- RECORD SET:
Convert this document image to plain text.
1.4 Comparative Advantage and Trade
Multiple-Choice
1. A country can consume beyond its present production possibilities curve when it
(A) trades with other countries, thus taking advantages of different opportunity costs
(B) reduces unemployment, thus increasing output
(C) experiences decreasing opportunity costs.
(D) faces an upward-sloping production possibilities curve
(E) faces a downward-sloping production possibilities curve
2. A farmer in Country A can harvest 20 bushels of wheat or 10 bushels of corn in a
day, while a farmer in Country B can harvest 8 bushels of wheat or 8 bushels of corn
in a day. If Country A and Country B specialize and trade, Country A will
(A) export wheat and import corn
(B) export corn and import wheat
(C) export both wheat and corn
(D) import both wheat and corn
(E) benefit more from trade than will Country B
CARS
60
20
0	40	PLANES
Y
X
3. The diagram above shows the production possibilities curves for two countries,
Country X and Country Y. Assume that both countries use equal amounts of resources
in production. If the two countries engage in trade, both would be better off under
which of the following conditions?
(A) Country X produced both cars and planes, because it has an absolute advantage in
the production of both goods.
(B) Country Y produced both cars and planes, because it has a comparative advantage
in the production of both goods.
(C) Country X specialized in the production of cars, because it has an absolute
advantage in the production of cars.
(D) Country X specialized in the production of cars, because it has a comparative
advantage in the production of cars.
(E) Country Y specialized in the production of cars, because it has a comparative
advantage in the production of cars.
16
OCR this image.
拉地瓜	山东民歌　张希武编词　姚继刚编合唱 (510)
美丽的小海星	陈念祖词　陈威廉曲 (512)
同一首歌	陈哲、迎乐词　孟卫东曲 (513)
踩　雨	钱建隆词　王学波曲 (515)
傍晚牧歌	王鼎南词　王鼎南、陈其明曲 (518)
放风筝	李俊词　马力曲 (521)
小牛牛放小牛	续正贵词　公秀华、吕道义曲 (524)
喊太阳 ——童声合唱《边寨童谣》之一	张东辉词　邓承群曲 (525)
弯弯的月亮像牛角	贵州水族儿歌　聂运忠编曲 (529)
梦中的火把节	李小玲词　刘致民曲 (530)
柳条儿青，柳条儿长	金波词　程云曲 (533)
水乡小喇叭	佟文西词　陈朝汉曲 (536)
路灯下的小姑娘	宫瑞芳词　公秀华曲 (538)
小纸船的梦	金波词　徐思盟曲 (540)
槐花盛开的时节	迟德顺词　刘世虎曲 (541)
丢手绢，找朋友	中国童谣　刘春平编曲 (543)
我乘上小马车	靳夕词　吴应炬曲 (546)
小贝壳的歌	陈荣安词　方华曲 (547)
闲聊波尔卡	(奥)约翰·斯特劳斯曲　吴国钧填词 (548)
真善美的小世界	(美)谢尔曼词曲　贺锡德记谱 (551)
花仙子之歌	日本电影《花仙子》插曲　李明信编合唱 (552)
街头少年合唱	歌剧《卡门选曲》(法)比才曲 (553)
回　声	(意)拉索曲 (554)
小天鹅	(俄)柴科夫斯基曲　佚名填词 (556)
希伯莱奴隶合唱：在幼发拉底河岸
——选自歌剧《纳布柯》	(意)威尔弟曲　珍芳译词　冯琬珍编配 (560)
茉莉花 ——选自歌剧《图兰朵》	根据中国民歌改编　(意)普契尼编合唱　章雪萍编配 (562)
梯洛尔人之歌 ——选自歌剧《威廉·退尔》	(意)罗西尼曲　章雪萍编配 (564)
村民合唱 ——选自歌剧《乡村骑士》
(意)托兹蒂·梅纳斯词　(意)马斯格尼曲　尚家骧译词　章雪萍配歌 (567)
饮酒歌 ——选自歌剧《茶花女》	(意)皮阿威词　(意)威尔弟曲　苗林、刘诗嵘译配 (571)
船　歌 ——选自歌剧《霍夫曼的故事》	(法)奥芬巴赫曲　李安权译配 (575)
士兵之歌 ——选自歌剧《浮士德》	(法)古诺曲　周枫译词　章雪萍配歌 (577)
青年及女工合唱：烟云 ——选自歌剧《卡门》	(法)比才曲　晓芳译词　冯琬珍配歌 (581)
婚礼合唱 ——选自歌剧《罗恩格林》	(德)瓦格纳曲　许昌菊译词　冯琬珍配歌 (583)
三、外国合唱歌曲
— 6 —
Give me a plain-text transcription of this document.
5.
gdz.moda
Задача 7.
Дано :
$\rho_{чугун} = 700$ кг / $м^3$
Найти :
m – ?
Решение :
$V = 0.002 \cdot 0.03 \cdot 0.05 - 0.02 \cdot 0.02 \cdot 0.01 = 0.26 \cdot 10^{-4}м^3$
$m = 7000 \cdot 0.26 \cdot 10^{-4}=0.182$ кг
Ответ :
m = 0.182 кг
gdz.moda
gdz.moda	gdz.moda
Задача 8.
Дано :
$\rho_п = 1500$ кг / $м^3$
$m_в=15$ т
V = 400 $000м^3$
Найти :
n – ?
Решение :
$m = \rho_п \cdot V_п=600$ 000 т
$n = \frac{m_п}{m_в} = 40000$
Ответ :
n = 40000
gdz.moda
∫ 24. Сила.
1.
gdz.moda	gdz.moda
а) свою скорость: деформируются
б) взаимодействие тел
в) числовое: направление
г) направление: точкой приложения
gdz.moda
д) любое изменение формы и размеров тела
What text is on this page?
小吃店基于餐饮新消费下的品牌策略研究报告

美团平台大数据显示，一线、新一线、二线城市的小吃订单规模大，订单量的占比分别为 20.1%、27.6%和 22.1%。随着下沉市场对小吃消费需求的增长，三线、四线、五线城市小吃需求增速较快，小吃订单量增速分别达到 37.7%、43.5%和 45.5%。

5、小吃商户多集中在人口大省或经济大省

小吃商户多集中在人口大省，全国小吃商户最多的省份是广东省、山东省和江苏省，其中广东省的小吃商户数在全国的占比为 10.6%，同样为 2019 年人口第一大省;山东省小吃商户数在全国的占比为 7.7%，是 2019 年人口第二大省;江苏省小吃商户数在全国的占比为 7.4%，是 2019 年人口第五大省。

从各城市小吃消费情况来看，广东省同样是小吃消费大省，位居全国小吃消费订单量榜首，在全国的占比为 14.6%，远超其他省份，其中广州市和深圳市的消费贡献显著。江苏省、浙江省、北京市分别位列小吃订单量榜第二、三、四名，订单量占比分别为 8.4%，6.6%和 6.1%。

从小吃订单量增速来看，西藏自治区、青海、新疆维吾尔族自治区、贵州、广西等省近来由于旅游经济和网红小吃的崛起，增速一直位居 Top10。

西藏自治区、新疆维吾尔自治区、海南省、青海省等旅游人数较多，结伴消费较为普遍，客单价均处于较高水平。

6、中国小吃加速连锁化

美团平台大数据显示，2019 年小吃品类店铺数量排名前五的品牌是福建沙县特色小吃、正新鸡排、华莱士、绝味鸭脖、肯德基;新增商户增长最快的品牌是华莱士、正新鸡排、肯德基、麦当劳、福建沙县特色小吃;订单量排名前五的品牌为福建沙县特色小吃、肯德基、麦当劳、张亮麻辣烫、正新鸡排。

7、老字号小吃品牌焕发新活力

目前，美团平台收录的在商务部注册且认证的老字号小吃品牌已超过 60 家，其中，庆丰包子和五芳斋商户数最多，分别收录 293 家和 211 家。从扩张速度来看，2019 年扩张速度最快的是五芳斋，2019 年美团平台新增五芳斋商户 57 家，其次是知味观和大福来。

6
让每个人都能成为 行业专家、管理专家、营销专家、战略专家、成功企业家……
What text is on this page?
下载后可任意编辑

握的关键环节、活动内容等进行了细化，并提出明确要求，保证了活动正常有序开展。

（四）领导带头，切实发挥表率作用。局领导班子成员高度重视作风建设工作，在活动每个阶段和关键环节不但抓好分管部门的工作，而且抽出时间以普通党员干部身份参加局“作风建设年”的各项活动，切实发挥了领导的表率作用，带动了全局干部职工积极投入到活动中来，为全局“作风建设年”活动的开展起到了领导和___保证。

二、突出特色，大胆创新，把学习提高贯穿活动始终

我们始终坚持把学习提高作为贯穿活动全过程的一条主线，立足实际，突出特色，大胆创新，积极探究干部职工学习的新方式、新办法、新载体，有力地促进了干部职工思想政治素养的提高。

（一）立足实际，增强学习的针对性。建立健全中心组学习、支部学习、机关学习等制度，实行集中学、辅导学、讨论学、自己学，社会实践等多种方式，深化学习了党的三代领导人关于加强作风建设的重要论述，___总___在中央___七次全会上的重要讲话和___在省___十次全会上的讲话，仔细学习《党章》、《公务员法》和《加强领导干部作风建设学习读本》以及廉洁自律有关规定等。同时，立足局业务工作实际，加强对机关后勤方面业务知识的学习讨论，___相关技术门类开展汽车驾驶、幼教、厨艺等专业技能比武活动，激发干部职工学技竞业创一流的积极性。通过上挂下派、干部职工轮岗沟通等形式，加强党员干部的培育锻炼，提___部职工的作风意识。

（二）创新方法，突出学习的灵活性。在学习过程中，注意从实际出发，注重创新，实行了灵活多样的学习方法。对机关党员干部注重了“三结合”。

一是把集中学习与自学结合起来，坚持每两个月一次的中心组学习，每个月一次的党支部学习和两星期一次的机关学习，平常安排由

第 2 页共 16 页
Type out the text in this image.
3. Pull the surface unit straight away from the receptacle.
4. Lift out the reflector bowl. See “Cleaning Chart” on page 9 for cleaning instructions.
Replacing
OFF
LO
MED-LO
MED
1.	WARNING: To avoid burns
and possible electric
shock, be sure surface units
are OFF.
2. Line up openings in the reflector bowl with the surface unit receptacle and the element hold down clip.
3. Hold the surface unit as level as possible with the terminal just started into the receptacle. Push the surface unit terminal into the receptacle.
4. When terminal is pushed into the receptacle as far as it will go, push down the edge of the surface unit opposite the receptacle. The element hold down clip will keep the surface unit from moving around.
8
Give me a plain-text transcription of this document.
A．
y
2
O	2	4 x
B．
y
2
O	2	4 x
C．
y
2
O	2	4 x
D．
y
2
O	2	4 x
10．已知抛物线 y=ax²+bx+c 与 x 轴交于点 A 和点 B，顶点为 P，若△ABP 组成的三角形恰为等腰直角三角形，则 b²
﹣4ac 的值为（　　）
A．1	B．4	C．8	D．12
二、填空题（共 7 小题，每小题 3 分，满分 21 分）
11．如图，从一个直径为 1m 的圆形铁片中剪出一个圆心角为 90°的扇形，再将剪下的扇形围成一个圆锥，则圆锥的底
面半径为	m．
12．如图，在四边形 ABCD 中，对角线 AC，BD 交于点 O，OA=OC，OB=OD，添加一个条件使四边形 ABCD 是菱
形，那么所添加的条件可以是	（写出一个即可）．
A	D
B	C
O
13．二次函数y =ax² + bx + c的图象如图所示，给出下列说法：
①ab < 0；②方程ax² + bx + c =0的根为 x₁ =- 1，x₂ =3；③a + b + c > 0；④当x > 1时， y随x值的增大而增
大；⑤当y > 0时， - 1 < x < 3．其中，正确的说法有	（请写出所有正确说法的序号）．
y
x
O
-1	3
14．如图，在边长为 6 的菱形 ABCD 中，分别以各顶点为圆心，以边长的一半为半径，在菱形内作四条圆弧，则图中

- EXERCISE DIRECTIONS: Only lines that contain the word "选自歌剧" are wanted; copy each of them.

- RESULT FOR THIS EXERCISE:
——选自歌剧《纳布柯》	(意)威尔弟曲　珍芳译词　冯琬珍编配 (560)
茉莉花 ——选自歌剧《图兰朵》	根据中国民歌改编　(意)普契尼编合唱　章雪萍编配 (562)
梯洛尔人之歌 ——选自歌剧《威廉·退尔》	(意)罗西尼曲　章雪萍编配 (564)
村民合唱 ——选自歌剧《乡村骑士》
饮酒歌 ——选自歌剧《茶花女》	(意)皮阿威词　(意)威尔弟曲　苗林、刘诗嵘译配 (571)
船　歌 ——选自歌剧《霍夫曼的故事》	(法)奥芬巴赫曲　李安权译配 (575)
士兵之歌 ——选自歌剧《浮士德》	(法)古诺曲　周枫译词　章雪萍配歌 (577)
青年及女工合唱：烟云 ——选自歌剧《卡门》	(法)比才曲　晓芳译词　冯琬珍配歌 (581)
婚礼合唱 ——选自歌剧《罗恩格林》	(德)瓦格纳曲　许昌菊译词　冯琬珍配歌 (583)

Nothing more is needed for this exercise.